TASK DIRECTIONS:
Emit the entire listing verbatim.

··· GIVEN INFORMATION ···

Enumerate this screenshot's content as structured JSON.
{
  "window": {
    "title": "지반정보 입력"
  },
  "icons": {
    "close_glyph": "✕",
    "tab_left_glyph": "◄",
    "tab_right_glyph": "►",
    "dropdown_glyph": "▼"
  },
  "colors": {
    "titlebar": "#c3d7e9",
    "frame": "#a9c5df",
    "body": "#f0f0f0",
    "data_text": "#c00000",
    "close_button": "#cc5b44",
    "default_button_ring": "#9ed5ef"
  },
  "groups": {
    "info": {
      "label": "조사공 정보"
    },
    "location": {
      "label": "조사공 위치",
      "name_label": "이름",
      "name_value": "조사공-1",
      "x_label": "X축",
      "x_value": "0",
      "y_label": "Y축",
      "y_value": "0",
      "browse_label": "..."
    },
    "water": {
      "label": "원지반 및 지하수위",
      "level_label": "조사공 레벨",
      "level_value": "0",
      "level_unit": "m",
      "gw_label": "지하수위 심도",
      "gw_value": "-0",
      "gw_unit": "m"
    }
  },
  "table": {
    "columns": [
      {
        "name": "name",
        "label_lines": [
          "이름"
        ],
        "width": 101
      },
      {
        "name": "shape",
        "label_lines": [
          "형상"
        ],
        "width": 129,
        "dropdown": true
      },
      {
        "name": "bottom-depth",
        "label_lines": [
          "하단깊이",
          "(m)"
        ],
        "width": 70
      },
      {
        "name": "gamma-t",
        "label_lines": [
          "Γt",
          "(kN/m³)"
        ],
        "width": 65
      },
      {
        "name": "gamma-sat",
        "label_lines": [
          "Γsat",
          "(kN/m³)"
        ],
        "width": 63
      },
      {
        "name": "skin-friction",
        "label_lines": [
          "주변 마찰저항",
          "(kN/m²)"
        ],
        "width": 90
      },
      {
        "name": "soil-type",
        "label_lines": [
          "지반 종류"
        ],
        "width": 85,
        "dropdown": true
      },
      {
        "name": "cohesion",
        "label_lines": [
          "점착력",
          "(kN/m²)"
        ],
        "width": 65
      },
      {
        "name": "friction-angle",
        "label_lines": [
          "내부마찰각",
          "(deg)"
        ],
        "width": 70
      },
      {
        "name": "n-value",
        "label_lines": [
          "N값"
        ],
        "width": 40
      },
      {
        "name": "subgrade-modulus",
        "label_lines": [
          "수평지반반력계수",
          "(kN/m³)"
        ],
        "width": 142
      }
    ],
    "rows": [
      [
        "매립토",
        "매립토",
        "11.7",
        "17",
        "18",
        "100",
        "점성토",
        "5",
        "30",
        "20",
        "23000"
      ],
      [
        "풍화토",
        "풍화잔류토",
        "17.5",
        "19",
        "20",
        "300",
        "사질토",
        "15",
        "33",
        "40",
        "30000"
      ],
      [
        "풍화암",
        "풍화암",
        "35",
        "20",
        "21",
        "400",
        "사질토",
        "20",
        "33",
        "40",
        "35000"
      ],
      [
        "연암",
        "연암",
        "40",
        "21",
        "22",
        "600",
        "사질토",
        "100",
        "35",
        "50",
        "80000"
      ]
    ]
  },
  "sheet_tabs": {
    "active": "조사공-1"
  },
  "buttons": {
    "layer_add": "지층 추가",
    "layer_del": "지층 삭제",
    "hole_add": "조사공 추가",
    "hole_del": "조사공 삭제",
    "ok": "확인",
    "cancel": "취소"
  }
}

···

ANSWER IN FULL:
Enumerate this screenshot's content as structured JSON.
{
  "window": {
    "title": "지반정보 입력"
  },
  "icons": {
    "close_glyph": "✕",
    "tab_left_glyph": "◄",
    "tab_right_glyph": "►",
    "dropdown_glyph": "▼"
  },
  "colors": {
    "titlebar": "#c3d7e9",
    "frame": "#a9c5df",
    "body": "#f0f0f0",
    "data_text": "#c00000",
    "close_button": "#cc5b44",
    "default_button_ring": "#9ed5ef"
  },
  "groups": {
    "info": {
      "label": "조사공 정보"
    },
    "location": {
      "label": "조사공 위치",
      "name_label": "이름",
      "name_value": "조사공-1",
      "x_label": "X축",
      "x_value": "0",
      "y_label": "Y축",
      "y_value": "0",
      "browse_label": "..."
    },
    "water": {
      "label": "원지반 및 지하수위",
      "level_label": "조사공 레벨",
      "level_value": "0",
      "level_unit": "m",
      "gw_label": "지하수위 심도",
      "gw_value": "-0",
      "gw_unit": "m"
    }
  },
  "table": {
    "columns": [
      {
        "name": "name",
        "label_lines": [
          "이름"
        ],
        "width": 101
      },
      {
        "name": "shape",
        "label_lines": [
          "형상"
        ],
        "width": 129,
        "dropdown": true
      },
      {
        "name": "bottom-depth",
        "label_lines": [
          "하단깊이",
          "(m)"
        ],
        "width": 70
      },
      {
        "name": "gamma-t",
        "label_lines": [
          "Γt",
          "(kN/m³)"
        ],
        "width": 65
      },
      {
        "name": "gamma-sat",
        "label_lines": [
          "Γsat",
          "(kN/m³)"
        ],
        "width": 63
      },
      {
        "name": "skin-friction",
        "label_lines": [
          "주변 마찰저항",
          "(kN/m²)"
        ],
        "width": 90
      },
      {
        "name": "soil-type",
        "label_lines": [
          "지반 종류"
        ],
        "width": 85,
        "dropdown": true
      },
      {
        "name": "cohesion",
        "label_lines": [
          "점착력",
          "(kN/m²)"
        ],
        "width": 65
      },
      {
        "name": "friction-angle",
        "label_lines": [
          "내부마찰각",
          "(deg)"
        ],
        "width": 70
      },
      {
        "name": "n-value",
        "label_lines": [
          "N값"
        ],
        "width": 40
      },
      {
        "name": "subgrade-modulus",
        "label_lines": [
          "수평지반반력계수",
          "(kN/m³)"
        ],
        "width": 142
      }
    ],
    "rows": [
      [
        "매립토",
        "매립토",
        "11.7",
        "17",
        "18",
        "100",
        "점성토",
        "5",
        "30",
        "20",
        "23000"
      ],
      [
        "풍화토",
        "풍화잔류토",
        "17.5",
        "19",
        "20",
        "300",
        "사질토",
        "15",
        "33",
        "40",
        "30000"
      ],
      [
        "풍화암",
        "풍화암",
        "35",
        "20",
        "21",
        "400",
        "사질토",
        "20",
        "33",
        "40",
        "35000"
      ],
      [
        "연암",
        "연암",
        "40",
        "21",
        "22",
        "600",
        "사질토",
        "100",
        "35",
        "50",
        "80000"
      ]
    ]
  },
  "sheet_tabs": {
    "active": "조사공-1"
  },
  "buttons": {
    "layer_add": "지층 추가",
    "layer_del": "지층 삭제",
    "hole_add": "조사공 추가",
    "hole_del": "조사공 삭제",
    "ok": "확인",
    "cancel": "취소"
  }
}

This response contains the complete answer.